* _What you have to do_: Go through the listing and pick out each line with the word "Runway" in it.

----

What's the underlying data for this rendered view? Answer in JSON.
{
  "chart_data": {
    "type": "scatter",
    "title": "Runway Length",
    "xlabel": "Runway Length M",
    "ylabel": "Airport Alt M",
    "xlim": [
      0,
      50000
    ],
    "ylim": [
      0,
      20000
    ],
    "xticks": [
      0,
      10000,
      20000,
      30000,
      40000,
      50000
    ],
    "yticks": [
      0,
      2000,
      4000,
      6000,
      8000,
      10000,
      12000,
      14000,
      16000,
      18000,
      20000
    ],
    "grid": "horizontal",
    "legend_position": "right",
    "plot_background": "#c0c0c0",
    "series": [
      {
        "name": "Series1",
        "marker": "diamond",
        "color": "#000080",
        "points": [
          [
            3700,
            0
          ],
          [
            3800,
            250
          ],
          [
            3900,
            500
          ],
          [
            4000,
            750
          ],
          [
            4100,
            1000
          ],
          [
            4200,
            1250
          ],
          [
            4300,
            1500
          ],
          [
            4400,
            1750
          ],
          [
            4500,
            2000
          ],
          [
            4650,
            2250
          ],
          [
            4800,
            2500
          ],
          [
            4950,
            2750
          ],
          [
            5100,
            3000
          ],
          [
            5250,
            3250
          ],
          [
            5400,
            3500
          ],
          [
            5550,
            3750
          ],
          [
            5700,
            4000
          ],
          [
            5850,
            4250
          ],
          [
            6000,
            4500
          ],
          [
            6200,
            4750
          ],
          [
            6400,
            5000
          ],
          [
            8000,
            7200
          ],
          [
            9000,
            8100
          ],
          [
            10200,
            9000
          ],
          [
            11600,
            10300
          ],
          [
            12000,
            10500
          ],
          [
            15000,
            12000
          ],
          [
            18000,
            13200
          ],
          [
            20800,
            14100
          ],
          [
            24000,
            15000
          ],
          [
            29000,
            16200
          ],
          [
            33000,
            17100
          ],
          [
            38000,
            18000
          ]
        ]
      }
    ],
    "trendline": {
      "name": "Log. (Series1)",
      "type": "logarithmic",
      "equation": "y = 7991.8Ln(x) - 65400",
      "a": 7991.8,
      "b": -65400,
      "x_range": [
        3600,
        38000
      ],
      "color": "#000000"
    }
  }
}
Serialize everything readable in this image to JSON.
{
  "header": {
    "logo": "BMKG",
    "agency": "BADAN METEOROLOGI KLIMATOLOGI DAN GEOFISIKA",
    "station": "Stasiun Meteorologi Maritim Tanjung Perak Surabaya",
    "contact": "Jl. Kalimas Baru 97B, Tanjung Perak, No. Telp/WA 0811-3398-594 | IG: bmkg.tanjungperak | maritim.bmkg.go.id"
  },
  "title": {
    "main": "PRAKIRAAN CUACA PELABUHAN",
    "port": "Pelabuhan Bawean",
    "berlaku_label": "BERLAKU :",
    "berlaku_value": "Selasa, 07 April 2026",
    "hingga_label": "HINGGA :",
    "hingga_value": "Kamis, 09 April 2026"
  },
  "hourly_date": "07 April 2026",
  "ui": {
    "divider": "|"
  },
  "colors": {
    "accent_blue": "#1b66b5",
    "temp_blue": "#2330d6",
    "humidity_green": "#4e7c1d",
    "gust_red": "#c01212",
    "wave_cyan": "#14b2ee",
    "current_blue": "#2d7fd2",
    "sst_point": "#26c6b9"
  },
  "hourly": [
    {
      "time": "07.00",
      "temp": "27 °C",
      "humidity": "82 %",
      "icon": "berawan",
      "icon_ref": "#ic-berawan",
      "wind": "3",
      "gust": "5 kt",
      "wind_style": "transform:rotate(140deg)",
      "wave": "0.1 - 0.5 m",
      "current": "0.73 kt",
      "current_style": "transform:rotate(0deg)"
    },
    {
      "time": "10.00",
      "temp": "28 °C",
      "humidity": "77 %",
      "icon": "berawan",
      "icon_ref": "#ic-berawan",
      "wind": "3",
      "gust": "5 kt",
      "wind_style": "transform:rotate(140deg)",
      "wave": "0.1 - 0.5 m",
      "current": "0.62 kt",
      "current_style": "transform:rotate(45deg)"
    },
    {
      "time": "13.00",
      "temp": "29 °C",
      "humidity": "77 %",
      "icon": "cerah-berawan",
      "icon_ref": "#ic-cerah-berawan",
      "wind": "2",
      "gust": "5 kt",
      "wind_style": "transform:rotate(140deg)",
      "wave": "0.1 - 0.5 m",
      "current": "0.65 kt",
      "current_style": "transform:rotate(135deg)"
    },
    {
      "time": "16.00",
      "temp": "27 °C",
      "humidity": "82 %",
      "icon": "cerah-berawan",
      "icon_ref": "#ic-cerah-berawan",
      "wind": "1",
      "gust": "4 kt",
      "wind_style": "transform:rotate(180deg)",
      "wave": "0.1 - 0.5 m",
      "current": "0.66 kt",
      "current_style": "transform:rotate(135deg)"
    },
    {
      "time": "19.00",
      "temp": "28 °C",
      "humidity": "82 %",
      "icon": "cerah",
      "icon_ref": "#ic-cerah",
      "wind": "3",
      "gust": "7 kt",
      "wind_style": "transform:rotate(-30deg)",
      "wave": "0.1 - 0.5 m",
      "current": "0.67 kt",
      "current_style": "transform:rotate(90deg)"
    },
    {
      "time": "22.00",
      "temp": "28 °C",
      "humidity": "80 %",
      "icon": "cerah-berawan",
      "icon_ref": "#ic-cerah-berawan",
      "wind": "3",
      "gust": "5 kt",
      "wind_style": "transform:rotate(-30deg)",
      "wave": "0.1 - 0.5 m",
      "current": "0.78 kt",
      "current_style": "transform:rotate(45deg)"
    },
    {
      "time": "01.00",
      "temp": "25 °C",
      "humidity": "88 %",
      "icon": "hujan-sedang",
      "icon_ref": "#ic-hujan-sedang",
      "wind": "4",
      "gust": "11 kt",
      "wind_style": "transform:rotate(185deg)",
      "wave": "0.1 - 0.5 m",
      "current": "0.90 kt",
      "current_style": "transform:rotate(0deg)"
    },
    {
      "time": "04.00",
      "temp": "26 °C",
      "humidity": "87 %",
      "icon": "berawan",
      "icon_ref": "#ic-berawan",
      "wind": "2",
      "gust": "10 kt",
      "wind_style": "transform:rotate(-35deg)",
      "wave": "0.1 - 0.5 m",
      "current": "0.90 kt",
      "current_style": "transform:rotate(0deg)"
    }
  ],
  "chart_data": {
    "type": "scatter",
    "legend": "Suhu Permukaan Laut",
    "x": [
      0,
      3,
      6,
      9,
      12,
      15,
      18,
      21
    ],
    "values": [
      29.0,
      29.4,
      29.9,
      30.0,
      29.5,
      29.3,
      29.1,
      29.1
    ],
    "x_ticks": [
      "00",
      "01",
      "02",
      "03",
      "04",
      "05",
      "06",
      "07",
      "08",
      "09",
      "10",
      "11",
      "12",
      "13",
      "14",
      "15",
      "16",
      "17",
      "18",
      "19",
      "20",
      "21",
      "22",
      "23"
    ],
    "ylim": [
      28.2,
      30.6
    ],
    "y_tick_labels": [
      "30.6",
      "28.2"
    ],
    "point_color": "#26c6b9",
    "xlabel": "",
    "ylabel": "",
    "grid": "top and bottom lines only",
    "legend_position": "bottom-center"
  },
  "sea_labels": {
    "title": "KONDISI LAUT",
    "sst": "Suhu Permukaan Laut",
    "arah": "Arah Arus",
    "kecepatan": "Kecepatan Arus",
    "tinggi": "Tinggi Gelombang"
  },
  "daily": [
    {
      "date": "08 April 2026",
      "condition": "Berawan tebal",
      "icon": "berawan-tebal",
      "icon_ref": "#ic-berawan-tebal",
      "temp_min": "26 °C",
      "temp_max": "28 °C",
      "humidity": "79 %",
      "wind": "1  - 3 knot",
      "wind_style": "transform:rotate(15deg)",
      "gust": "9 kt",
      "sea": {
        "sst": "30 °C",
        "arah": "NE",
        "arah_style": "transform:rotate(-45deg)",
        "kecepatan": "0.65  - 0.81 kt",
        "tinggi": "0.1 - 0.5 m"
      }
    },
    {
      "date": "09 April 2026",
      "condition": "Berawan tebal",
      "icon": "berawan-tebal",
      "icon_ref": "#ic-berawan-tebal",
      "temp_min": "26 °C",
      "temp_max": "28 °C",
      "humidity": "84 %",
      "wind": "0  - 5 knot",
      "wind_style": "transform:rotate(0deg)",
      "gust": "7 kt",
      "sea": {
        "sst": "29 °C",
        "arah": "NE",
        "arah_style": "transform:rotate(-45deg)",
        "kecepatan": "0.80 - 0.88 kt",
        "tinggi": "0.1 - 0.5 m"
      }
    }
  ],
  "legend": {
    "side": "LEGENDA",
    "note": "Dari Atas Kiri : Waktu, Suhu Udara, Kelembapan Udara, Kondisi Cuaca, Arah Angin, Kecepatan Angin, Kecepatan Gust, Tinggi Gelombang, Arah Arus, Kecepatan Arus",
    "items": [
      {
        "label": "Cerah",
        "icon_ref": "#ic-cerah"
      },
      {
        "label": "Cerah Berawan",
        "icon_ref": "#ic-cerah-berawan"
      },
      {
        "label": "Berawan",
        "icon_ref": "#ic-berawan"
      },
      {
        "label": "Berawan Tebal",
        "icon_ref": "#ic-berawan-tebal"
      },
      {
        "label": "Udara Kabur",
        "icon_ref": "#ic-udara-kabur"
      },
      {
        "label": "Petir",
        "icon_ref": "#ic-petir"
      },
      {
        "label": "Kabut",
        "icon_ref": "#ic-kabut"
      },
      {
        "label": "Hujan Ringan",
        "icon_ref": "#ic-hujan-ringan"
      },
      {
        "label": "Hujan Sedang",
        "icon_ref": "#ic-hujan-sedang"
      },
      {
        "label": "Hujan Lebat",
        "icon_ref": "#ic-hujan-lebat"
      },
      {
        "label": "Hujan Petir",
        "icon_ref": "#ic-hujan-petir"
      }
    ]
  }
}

----

* _Solution to this exercise_:
    "title": "Runway Length",
    "xlabel": "Runway Length M",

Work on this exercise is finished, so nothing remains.